Entries:
┌──
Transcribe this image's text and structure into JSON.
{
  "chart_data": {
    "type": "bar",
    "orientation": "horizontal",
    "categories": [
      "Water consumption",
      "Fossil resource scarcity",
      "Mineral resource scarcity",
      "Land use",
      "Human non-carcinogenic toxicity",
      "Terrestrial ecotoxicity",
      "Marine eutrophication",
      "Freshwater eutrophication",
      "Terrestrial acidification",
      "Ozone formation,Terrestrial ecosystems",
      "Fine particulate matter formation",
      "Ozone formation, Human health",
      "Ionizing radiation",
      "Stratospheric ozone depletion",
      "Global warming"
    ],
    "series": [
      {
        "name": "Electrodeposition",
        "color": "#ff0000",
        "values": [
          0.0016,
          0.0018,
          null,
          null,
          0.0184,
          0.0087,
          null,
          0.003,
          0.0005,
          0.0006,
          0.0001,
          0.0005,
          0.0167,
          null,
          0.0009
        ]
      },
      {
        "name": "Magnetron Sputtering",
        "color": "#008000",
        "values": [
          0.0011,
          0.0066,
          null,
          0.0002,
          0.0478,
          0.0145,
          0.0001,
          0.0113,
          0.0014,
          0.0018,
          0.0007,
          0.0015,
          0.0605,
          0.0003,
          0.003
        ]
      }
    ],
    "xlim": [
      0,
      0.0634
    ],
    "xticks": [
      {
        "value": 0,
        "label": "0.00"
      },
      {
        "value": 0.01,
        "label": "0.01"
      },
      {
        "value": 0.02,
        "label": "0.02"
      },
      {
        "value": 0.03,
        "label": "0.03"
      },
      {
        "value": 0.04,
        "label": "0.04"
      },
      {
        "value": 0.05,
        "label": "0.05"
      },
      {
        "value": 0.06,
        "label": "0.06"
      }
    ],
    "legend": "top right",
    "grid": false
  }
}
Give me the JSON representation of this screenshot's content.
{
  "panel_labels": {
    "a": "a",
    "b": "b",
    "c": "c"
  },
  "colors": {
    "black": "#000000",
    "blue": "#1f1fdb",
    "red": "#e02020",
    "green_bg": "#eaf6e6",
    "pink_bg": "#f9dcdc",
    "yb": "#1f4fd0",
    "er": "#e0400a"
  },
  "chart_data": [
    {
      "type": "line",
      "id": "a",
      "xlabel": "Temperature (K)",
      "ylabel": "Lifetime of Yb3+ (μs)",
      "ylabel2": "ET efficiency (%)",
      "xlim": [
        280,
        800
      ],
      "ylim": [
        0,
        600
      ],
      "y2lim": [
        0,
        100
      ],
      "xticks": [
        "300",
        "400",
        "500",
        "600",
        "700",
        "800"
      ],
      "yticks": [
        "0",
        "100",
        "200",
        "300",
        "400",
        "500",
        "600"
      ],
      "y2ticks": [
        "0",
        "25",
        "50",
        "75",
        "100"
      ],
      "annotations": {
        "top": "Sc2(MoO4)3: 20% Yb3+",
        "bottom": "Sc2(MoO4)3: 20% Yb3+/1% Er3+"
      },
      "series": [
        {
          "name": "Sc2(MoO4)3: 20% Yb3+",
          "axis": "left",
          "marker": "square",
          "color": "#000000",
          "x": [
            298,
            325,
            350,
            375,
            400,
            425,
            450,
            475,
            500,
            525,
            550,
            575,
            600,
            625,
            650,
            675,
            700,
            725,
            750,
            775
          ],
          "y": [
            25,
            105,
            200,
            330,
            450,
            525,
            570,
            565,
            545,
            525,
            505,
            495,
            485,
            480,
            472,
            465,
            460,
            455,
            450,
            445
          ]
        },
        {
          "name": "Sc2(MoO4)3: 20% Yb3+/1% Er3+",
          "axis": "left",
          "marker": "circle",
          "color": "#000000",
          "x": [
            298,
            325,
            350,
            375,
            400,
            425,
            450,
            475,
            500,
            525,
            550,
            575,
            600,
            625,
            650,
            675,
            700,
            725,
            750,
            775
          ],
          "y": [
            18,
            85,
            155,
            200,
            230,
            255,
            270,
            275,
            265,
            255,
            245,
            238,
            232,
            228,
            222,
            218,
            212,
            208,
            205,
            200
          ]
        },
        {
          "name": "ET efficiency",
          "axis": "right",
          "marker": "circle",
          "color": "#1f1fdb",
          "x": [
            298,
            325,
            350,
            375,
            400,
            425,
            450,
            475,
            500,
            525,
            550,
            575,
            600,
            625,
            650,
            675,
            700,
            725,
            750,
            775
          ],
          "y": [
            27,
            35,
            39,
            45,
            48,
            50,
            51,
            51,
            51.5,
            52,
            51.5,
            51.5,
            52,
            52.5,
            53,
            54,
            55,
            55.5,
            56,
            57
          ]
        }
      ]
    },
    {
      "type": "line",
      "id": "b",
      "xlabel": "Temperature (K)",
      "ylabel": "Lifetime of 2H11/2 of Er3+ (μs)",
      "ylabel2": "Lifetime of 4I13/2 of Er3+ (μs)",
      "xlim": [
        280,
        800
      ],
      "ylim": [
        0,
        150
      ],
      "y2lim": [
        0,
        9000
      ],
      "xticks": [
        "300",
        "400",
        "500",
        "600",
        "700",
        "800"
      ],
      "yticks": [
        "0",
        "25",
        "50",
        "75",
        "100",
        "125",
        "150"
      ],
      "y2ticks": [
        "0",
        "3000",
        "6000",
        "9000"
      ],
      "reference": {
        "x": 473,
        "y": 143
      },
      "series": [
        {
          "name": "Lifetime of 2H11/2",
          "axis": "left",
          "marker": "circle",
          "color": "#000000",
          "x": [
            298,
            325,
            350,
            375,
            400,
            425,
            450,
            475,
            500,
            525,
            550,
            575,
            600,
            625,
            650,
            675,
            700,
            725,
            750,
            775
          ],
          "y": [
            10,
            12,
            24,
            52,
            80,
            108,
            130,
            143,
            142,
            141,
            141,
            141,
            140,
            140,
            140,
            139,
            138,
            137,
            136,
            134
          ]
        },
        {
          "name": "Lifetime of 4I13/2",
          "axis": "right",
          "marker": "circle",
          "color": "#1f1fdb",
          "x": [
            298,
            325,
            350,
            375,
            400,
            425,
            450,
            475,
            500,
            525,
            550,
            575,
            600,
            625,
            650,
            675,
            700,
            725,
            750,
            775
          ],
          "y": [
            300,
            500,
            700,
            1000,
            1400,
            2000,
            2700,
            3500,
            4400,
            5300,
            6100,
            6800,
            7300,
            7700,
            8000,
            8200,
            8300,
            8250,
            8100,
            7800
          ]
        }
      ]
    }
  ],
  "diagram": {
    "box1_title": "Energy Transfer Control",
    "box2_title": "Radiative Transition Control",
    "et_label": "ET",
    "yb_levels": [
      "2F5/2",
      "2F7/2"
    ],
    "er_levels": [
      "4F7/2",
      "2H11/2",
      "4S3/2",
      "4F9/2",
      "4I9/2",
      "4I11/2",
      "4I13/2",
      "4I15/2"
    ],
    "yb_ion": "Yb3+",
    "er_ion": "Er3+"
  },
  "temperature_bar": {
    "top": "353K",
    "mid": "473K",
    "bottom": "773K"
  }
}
└──
┌──
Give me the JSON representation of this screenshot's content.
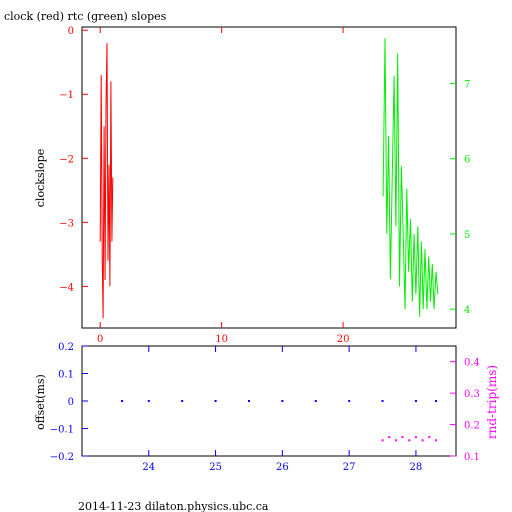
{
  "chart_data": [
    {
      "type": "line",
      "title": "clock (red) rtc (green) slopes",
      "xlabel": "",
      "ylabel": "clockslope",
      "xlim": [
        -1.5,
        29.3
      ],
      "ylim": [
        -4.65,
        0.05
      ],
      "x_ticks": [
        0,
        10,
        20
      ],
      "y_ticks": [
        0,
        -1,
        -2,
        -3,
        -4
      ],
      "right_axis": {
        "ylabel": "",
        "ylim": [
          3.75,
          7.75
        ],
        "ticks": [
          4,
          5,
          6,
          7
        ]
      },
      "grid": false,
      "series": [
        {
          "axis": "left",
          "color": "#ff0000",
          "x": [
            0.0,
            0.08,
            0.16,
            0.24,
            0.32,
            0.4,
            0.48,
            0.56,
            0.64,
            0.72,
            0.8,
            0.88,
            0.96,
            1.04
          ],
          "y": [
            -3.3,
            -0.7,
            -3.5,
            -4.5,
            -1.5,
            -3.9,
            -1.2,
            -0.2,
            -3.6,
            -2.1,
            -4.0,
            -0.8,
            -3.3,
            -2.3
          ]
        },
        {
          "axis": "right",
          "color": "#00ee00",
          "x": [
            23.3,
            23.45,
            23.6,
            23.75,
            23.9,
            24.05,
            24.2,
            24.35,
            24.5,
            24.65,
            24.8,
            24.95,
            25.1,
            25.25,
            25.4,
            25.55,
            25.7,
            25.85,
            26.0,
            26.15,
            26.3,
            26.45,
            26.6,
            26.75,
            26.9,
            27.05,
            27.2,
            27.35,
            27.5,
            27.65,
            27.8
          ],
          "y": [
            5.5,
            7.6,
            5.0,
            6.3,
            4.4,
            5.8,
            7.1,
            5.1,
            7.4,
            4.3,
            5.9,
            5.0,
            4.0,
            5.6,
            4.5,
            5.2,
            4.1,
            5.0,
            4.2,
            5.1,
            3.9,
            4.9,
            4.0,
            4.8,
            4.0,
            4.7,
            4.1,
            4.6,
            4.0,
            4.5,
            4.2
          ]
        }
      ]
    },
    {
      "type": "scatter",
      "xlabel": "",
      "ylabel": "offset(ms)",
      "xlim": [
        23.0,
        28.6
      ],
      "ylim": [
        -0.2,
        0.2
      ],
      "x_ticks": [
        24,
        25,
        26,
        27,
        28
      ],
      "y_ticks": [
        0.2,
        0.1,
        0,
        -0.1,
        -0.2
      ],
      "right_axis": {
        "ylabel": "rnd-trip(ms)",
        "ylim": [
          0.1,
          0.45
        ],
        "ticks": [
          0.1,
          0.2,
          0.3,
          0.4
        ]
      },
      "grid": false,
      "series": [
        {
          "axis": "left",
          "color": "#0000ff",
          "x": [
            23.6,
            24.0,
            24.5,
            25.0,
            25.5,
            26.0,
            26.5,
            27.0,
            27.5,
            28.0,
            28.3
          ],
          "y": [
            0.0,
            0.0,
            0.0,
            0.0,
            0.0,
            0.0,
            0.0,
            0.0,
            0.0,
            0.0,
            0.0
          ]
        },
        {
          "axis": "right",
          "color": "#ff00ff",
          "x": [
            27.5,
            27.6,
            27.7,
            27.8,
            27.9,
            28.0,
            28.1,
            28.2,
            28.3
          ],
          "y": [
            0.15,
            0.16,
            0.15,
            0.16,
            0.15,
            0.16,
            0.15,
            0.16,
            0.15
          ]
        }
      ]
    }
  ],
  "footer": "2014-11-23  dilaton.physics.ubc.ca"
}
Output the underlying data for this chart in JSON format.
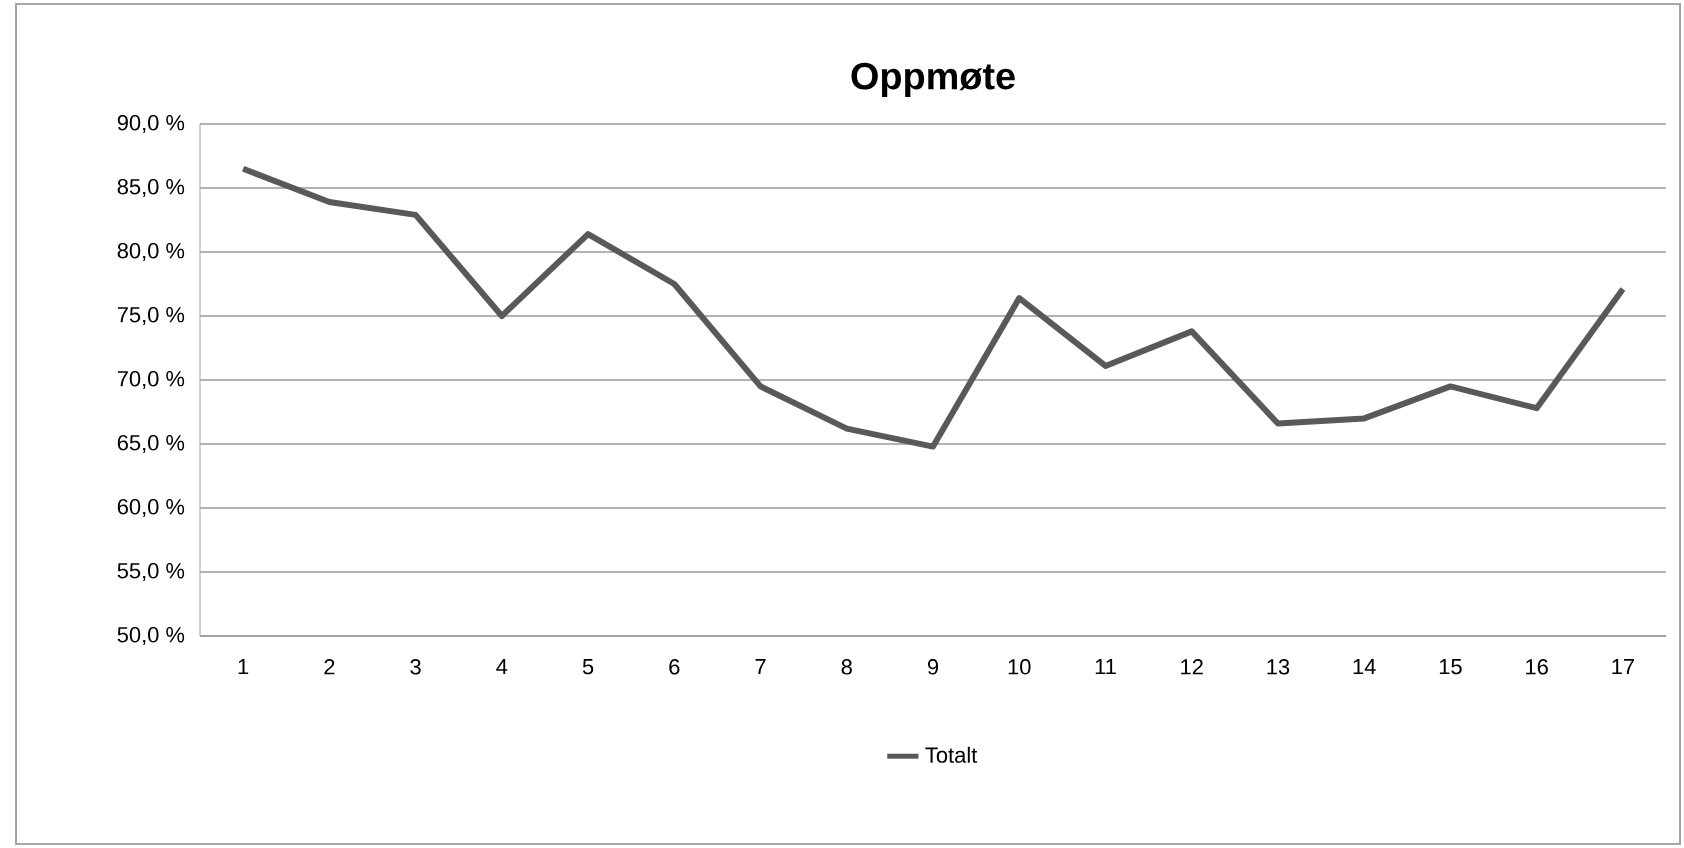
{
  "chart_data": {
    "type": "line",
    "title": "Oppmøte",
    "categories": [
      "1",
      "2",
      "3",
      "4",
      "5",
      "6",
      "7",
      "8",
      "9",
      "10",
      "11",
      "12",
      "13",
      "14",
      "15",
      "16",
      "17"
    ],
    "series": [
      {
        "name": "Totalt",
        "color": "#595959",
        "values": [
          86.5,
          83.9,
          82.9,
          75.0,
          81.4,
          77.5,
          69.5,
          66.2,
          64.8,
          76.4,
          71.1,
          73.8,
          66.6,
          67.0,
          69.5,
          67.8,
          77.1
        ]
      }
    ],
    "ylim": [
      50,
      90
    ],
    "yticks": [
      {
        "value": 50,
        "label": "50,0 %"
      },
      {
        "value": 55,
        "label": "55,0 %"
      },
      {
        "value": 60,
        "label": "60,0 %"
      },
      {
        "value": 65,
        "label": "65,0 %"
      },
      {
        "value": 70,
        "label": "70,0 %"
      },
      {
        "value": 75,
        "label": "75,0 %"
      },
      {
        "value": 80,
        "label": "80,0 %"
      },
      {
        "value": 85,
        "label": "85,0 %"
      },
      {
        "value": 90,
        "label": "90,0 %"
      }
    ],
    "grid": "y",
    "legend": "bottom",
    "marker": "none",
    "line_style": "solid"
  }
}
└──
Challenge:
Go through the records and show every line with the string "grid" in it.

The completed task:
    "grid": false
      "grid": false,
      "grid": false,
    "grid": "y",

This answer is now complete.